** START Rows **

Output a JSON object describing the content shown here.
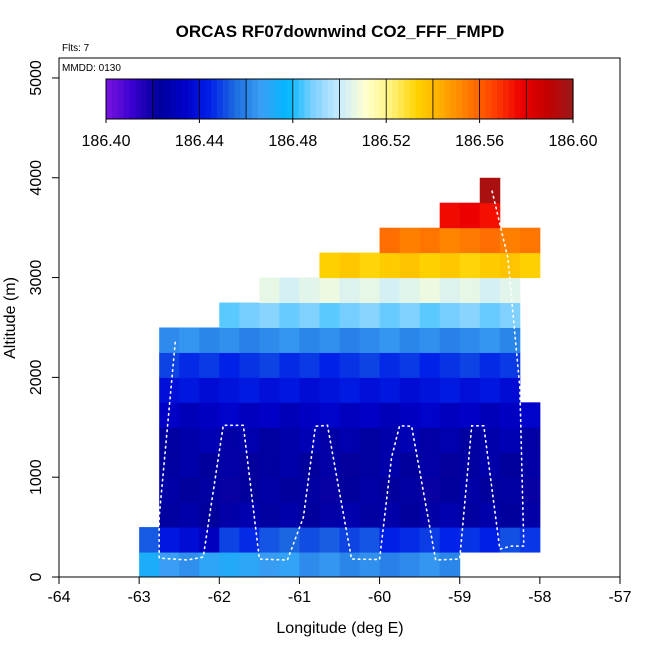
{
  "chart_data": {
    "type": "heatmap",
    "title": "ORCAS RF07downwind CO2_FFF_FMPD",
    "flights_note": "Flts: 7",
    "date_note": "MMDD: 0130",
    "xlabel": "Longitude (deg E)",
    "ylabel": "Altitude (m)",
    "xlim": [
      -64,
      -57
    ],
    "ylim": [
      0,
      5200
    ],
    "x_ticks": [
      -64,
      -63,
      -62,
      -61,
      -60,
      -59,
      -58,
      -57
    ],
    "y_ticks": [
      0,
      1000,
      2000,
      3000,
      4000,
      5000
    ],
    "colorbar": {
      "min": 186.4,
      "max": 186.6,
      "tick_values": [
        186.4,
        186.44,
        186.48,
        186.52,
        186.56,
        186.6
      ],
      "tick_labels": [
        "186.40",
        "186.44",
        "186.48",
        "186.52",
        "186.56",
        "186.60"
      ],
      "colors": [
        "#7a14e0",
        "#3a00d0",
        "#00009a",
        "#0000c8",
        "#0020e8",
        "#1e6ee0",
        "#3aa0f5",
        "#00b8ff",
        "#7fd0ff",
        "#c8ecff",
        "#ffffd0",
        "#fff27a",
        "#ffd200",
        "#ffa800",
        "#ff7800",
        "#ff3c00",
        "#ee0000",
        "#c40000",
        "#9a1a1a"
      ]
    },
    "cell_width_deg": 0.25,
    "cell_height_m": 250,
    "rows": [
      {
        "z0": 0,
        "x0": -63.0,
        "x1": -62.75,
        "v": 186.475
      },
      {
        "z0": 0,
        "x0": -62.75,
        "x1": -62.25,
        "v": 186.465
      },
      {
        "z0": 0,
        "x0": -62.25,
        "x1": -61.75,
        "v": 186.47
      },
      {
        "z0": 0,
        "x0": -61.75,
        "x1": -61.0,
        "v": 186.467
      },
      {
        "z0": 0,
        "x0": -61.0,
        "x1": -59.0,
        "v": 186.462
      },
      {
        "z0": 250,
        "x0": -63.0,
        "x1": -62.75,
        "v": 186.455
      },
      {
        "z0": 250,
        "x0": -62.75,
        "x1": -62.25,
        "v": 186.44
      },
      {
        "z0": 250,
        "x0": -62.25,
        "x1": -62.0,
        "v": 186.432
      },
      {
        "z0": 250,
        "x0": -62.0,
        "x1": -61.5,
        "v": 186.447
      },
      {
        "z0": 250,
        "x0": -61.5,
        "x1": -60.0,
        "v": 186.452
      },
      {
        "z0": 250,
        "x0": -60.0,
        "x1": -58.5,
        "v": 186.446
      },
      {
        "z0": 250,
        "x0": -58.5,
        "x1": -58.0,
        "v": 186.45
      },
      {
        "z0": 500,
        "x0": -62.75,
        "x1": -58.0,
        "v": 186.425
      },
      {
        "z0": 750,
        "x0": -62.75,
        "x1": -58.0,
        "v": 186.423
      },
      {
        "z0": 1000,
        "x0": -62.75,
        "x1": -58.0,
        "v": 186.424
      },
      {
        "z0": 1250,
        "x0": -62.75,
        "x1": -58.0,
        "v": 186.426
      },
      {
        "z0": 1500,
        "x0": -62.75,
        "x1": -58.0,
        "v": 186.432
      },
      {
        "z0": 1750,
        "x0": -62.75,
        "x1": -58.25,
        "v": 186.44
      },
      {
        "z0": 2000,
        "x0": -62.75,
        "x1": -58.25,
        "v": 186.447
      },
      {
        "z0": 2250,
        "x0": -62.75,
        "x1": -58.25,
        "v": 186.462
      },
      {
        "z0": 2500,
        "x0": -62.0,
        "x1": -58.25,
        "v": 186.488
      },
      {
        "z0": 2750,
        "x0": -61.5,
        "x1": -58.25,
        "v": 186.505
      },
      {
        "z0": 3000,
        "x0": -60.75,
        "x1": -58.0,
        "v": 186.535
      },
      {
        "z0": 3250,
        "x0": -60.0,
        "x1": -58.0,
        "v": 186.555
      },
      {
        "z0": 3500,
        "x0": -59.25,
        "x1": -58.5,
        "v": 186.576
      },
      {
        "z0": 3750,
        "x0": -58.75,
        "x1": -58.5,
        "v": 186.598
      }
    ],
    "flight_track": [
      [
        -62.55,
        2350
      ],
      [
        -62.75,
        600
      ],
      [
        -62.75,
        190
      ],
      [
        -62.4,
        170
      ],
      [
        -62.2,
        200
      ],
      [
        -61.95,
        1520
      ],
      [
        -61.7,
        1520
      ],
      [
        -61.5,
        180
      ],
      [
        -61.15,
        170
      ],
      [
        -60.95,
        600
      ],
      [
        -60.8,
        1510
      ],
      [
        -60.65,
        1520
      ],
      [
        -60.35,
        180
      ],
      [
        -60.0,
        175
      ],
      [
        -59.85,
        1200
      ],
      [
        -59.75,
        1515
      ],
      [
        -59.6,
        1510
      ],
      [
        -59.3,
        170
      ],
      [
        -59.0,
        180
      ],
      [
        -58.85,
        1515
      ],
      [
        -58.7,
        1515
      ],
      [
        -58.5,
        280
      ],
      [
        -58.35,
        310
      ],
      [
        -58.2,
        310
      ],
      [
        -58.25,
        1900
      ],
      [
        -58.4,
        3200
      ],
      [
        -58.6,
        3880
      ]
    ]
  }
}
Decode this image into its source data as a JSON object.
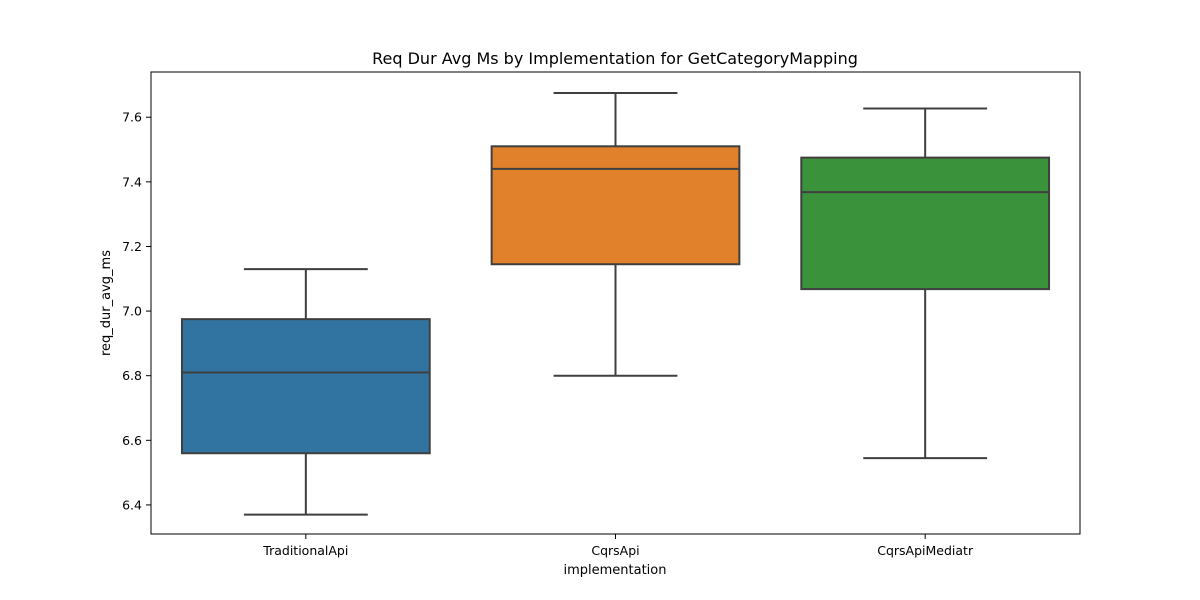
{
  "chart_data": {
    "type": "box",
    "title": "Req Dur Avg Ms by Implementation for GetCategoryMapping",
    "xlabel": "implementation",
    "ylabel": "req_dur_avg_ms",
    "ylim": [
      6.31,
      7.74
    ],
    "yticks": [
      6.4,
      6.6,
      6.8,
      7.0,
      7.2,
      7.4,
      7.6
    ],
    "ytick_labels": [
      "6.4",
      "6.6",
      "6.8",
      "7.0",
      "7.2",
      "7.4",
      "7.6"
    ],
    "grid": false,
    "categories": [
      "TraditionalApi",
      "CqrsApi",
      "CqrsApiMediatr"
    ],
    "boxes": [
      {
        "category": "TraditionalApi",
        "whisker_low": 6.37,
        "q1": 6.56,
        "median": 6.81,
        "q3": 6.975,
        "whisker_high": 7.13,
        "color": "#3274a1"
      },
      {
        "category": "CqrsApi",
        "whisker_low": 6.8,
        "q1": 7.145,
        "median": 7.44,
        "q3": 7.51,
        "whisker_high": 7.675,
        "color": "#e1812c"
      },
      {
        "category": "CqrsApiMediatr",
        "whisker_low": 6.545,
        "q1": 7.068,
        "median": 7.368,
        "q3": 7.475,
        "whisker_high": 7.627,
        "color": "#3a923a"
      }
    ],
    "line_color": "#3f3f3f"
  }
}
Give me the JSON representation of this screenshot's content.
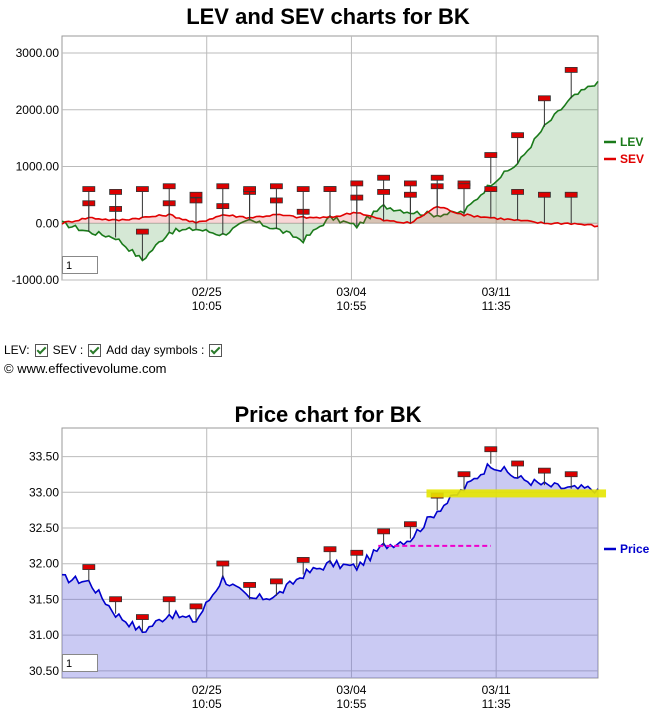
{
  "lev_chart": {
    "title": "LEV and SEV charts for BK",
    "y_ticks": [
      "3000.00",
      "2000.00",
      "1000.00",
      "0.00",
      "-1000.00"
    ],
    "x_ticks": [
      {
        "date": "02/25",
        "time": "10:05"
      },
      {
        "date": "03/04",
        "time": "10:55"
      },
      {
        "date": "03/11",
        "time": "11:35"
      }
    ],
    "legend": [
      {
        "name": "LEV",
        "color": "#1a7a1a"
      },
      {
        "name": "SEV",
        "color": "#e00000"
      }
    ],
    "zoom_value": "1"
  },
  "controls": {
    "lev_label": "LEV:",
    "sev_label": "SEV :",
    "day_symbols_label": "Add day symbols :"
  },
  "copyright": "© www.effectivevolume.com",
  "price_chart": {
    "title": "Price chart for BK",
    "y_ticks": [
      "33.50",
      "33.00",
      "32.50",
      "32.00",
      "31.50",
      "31.00",
      "30.50"
    ],
    "x_ticks": [
      {
        "date": "02/25",
        "time": "10:05"
      },
      {
        "date": "03/04",
        "time": "10:55"
      },
      {
        "date": "03/11",
        "time": "11:35"
      }
    ],
    "legend": [
      {
        "name": "Price",
        "color": "#0000cc"
      }
    ],
    "zoom_value": "1"
  },
  "chart_data": [
    {
      "type": "line",
      "title": "LEV and SEV charts for BK",
      "ylim": [
        -1000,
        3300
      ],
      "x": [
        0,
        5,
        10,
        15,
        20,
        25,
        30,
        35,
        40,
        45,
        50,
        55,
        60,
        65,
        70,
        75,
        80,
        85,
        90,
        95,
        100
      ],
      "x_tick_labels": [
        "02/25 10:05",
        "03/04 10:55",
        "03/11 11:35"
      ],
      "series": [
        {
          "name": "LEV",
          "color": "#1a7a1a",
          "values": [
            0,
            -150,
            -250,
            -650,
            -150,
            -100,
            -200,
            50,
            -100,
            -300,
            100,
            -50,
            300,
            200,
            150,
            200,
            700,
            1050,
            1700,
            2200,
            2500
          ]
        },
        {
          "name": "SEV",
          "color": "#e00000",
          "values": [
            0,
            100,
            50,
            100,
            150,
            0,
            150,
            100,
            150,
            100,
            100,
            200,
            50,
            0,
            300,
            150,
            100,
            50,
            0,
            0,
            -50
          ]
        }
      ],
      "grid": true,
      "legend_position": "right"
    },
    {
      "type": "area",
      "title": "Price chart for BK",
      "ylim": [
        30.4,
        33.9
      ],
      "x": [
        0,
        5,
        10,
        15,
        20,
        25,
        30,
        35,
        40,
        45,
        50,
        55,
        60,
        65,
        70,
        75,
        80,
        85,
        90,
        95,
        100
      ],
      "x_tick_labels": [
        "02/25 10:05",
        "03/04 10:55",
        "03/11 11:35"
      ],
      "series": [
        {
          "name": "Price",
          "color": "#0000cc",
          "values": [
            31.8,
            31.75,
            31.3,
            31.05,
            31.3,
            31.2,
            31.8,
            31.5,
            31.55,
            31.85,
            32.0,
            31.95,
            32.25,
            32.35,
            32.75,
            33.05,
            33.4,
            33.2,
            33.1,
            33.05,
            33.05
          ]
        }
      ],
      "grid": true,
      "legend_position": "right"
    }
  ]
}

** END Rows **

What to do
Pull out the lines above in which the word "this" appears.

Task solution
Decode this image into its source data as a JSON object.
Give me the JSON representation of this screenshot's content.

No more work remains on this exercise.